Records about charts and figures
+--
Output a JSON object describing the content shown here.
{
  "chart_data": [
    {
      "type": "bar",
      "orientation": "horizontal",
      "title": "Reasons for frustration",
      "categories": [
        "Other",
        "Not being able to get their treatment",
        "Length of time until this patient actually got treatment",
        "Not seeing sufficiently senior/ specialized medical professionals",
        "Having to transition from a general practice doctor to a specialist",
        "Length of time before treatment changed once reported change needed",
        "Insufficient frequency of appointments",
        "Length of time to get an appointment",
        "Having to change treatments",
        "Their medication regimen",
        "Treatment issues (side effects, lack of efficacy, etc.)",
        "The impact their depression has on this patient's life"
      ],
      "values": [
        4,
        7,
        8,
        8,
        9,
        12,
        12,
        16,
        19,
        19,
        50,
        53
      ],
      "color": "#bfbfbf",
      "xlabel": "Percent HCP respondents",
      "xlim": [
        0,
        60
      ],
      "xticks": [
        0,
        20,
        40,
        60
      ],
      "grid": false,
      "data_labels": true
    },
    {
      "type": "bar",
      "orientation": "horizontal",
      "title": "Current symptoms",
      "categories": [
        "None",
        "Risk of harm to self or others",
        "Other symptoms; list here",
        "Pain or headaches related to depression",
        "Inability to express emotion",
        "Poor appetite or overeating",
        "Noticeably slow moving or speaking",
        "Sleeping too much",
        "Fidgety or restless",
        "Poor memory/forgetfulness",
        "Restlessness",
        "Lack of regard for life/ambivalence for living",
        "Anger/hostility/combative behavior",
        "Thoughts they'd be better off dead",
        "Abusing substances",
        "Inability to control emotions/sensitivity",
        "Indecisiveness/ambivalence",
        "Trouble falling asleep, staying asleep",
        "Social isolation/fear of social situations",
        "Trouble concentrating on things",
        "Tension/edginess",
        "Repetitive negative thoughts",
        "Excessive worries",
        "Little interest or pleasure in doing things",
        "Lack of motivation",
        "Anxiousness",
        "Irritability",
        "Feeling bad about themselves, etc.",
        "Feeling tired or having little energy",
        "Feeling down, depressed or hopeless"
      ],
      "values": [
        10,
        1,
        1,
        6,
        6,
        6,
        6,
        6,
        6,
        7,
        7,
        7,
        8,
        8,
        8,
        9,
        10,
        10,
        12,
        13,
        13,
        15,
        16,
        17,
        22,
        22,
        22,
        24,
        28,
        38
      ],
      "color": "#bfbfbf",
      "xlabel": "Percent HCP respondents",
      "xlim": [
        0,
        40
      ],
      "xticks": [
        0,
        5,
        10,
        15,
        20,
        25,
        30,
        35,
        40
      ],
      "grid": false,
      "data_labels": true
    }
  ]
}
+--
■ **Task requirements**: Within the listing above, find every line containing the string "title" and return it.

■ **Finished answer**:
      "title": "Reasons for frustration",
      "title": "Current symptoms",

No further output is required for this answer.